- **Goal**
Reply with one number: the count of lines in the data that hold the string "linear".

---- Given data

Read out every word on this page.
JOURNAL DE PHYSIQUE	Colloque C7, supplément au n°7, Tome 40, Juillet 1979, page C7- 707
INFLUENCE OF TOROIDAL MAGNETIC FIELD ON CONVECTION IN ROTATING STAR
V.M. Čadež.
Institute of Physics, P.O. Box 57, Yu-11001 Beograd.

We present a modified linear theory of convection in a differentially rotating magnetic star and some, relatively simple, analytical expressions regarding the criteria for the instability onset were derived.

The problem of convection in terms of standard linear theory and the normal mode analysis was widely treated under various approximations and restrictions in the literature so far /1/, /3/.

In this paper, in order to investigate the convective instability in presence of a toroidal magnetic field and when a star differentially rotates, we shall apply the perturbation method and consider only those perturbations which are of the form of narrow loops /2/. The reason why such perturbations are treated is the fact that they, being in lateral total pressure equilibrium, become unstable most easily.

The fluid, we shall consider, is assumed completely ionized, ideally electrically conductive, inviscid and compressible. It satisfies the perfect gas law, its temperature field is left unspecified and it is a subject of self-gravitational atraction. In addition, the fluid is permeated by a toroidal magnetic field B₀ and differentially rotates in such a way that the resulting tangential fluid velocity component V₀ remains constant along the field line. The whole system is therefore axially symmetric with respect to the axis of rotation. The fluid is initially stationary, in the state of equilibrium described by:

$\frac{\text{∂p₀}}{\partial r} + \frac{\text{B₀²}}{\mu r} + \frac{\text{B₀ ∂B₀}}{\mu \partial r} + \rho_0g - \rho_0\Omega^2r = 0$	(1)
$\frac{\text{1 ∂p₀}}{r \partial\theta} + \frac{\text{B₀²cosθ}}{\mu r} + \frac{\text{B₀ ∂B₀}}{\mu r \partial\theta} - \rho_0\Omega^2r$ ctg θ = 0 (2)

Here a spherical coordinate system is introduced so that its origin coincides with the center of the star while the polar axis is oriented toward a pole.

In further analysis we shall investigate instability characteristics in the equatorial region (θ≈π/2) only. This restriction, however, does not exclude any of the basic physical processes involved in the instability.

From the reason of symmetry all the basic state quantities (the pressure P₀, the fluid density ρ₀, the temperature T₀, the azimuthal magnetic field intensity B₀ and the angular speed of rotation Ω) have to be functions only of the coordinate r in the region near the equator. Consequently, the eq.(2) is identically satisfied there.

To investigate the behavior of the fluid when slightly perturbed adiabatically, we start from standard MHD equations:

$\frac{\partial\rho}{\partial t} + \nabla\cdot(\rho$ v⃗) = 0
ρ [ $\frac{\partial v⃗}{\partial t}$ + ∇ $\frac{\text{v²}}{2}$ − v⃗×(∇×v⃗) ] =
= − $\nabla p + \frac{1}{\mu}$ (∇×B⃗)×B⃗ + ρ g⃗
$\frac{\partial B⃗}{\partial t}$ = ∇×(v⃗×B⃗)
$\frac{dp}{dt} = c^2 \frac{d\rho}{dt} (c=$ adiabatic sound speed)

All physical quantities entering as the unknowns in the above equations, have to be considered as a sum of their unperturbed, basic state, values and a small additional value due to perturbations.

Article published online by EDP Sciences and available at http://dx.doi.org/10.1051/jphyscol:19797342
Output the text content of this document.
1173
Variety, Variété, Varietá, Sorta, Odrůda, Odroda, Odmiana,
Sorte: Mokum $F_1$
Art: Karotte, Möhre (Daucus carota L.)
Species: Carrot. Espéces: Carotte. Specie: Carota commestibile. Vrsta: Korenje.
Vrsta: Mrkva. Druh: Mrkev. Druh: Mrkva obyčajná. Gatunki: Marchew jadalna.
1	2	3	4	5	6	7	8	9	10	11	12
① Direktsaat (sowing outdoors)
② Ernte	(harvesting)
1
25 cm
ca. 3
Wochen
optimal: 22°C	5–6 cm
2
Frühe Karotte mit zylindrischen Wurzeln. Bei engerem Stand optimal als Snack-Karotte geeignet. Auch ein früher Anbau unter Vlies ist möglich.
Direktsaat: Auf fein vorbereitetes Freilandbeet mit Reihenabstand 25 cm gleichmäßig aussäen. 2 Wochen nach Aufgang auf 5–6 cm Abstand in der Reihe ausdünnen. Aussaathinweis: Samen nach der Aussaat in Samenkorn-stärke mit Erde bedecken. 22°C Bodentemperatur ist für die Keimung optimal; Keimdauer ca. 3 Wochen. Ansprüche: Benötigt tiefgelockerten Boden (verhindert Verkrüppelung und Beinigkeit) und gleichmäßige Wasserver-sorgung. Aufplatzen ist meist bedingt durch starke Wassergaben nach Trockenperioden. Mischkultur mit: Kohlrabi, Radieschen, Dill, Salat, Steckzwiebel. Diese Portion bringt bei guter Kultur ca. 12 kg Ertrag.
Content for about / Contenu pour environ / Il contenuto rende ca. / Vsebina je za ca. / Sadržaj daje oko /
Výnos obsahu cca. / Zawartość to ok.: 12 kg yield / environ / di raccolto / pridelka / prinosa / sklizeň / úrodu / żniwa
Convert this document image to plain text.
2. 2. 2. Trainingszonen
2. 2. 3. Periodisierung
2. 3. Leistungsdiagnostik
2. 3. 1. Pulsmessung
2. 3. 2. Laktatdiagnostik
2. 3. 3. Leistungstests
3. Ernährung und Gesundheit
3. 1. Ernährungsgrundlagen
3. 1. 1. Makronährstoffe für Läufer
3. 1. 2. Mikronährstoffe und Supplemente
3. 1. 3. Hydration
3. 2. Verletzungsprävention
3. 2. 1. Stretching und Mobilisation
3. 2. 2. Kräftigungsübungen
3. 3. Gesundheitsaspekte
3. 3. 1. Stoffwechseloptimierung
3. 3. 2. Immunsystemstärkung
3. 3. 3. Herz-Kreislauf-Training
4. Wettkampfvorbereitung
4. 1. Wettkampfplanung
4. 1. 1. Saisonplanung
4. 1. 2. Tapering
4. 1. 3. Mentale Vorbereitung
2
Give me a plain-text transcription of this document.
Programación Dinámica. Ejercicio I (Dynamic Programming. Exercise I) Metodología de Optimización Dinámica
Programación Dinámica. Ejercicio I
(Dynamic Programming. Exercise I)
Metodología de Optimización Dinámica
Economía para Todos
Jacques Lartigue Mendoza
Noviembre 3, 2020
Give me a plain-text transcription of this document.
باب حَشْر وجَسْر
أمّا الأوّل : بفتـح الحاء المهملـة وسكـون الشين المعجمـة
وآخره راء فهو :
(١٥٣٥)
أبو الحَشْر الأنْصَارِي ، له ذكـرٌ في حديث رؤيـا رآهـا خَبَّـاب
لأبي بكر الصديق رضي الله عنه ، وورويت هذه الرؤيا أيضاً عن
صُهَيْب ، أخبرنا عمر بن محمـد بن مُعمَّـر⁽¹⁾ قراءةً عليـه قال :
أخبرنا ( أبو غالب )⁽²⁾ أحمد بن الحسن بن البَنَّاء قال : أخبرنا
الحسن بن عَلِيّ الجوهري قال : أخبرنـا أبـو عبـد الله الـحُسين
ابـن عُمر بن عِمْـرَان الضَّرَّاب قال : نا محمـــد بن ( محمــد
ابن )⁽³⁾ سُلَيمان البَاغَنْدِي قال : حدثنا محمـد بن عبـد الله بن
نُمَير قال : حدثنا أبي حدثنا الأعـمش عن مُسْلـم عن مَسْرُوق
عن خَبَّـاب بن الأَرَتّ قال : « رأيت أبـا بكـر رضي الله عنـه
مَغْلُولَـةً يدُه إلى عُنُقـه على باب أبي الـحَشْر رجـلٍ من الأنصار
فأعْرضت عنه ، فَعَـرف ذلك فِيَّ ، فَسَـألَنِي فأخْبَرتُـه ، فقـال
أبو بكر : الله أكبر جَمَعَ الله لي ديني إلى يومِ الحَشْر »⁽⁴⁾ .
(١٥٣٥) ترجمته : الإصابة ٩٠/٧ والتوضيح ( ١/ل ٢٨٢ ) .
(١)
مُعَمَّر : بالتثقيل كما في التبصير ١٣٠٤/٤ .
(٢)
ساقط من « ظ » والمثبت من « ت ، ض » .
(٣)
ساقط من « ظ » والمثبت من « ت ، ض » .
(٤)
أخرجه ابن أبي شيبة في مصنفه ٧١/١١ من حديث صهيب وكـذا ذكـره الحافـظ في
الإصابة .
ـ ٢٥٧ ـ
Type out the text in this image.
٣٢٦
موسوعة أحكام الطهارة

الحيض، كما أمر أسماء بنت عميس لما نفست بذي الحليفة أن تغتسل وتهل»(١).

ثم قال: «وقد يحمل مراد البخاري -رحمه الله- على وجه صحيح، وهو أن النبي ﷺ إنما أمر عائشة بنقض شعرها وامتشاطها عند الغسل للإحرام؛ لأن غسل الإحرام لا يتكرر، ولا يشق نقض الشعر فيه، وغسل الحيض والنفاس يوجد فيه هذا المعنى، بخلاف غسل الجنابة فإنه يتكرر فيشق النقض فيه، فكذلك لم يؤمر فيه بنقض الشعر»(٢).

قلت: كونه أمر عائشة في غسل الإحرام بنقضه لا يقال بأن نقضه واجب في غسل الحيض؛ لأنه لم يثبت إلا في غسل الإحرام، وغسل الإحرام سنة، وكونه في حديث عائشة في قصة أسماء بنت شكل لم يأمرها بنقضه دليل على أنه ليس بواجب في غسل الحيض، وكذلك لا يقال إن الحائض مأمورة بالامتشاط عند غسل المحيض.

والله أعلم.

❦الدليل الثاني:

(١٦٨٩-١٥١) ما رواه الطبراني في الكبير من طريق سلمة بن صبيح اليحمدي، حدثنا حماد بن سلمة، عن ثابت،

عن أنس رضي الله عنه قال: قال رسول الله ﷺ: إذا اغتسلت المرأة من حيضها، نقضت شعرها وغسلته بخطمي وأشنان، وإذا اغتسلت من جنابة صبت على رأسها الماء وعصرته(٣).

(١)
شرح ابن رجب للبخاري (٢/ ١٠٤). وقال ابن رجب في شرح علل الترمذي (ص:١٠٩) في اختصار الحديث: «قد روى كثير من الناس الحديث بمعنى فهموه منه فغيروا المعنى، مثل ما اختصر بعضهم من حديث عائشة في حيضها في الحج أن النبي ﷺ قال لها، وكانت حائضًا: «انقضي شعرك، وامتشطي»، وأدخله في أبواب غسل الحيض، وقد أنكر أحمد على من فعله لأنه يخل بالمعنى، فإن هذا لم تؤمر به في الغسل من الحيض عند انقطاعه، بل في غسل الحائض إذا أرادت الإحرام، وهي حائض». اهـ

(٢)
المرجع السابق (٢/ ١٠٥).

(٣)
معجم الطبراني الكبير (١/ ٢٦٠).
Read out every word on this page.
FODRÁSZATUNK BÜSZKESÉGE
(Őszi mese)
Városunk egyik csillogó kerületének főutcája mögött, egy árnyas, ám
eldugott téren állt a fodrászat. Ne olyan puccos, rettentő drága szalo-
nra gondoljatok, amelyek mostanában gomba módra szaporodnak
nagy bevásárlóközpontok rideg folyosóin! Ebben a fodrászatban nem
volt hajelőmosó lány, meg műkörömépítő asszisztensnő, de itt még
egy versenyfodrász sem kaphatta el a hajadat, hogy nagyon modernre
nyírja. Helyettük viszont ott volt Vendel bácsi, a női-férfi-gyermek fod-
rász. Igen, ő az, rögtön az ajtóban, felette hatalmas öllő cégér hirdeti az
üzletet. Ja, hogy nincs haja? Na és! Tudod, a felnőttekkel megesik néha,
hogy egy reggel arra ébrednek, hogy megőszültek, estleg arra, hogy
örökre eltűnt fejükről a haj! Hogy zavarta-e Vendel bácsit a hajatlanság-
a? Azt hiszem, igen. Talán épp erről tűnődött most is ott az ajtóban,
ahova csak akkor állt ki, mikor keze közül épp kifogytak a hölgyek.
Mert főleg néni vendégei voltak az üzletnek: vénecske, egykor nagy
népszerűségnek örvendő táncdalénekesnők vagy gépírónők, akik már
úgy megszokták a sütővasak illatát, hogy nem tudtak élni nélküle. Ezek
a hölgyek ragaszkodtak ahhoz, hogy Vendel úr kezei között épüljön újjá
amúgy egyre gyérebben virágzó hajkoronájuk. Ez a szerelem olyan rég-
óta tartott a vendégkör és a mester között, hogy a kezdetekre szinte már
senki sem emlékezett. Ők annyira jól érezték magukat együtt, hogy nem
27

--------

- **Answer below**
2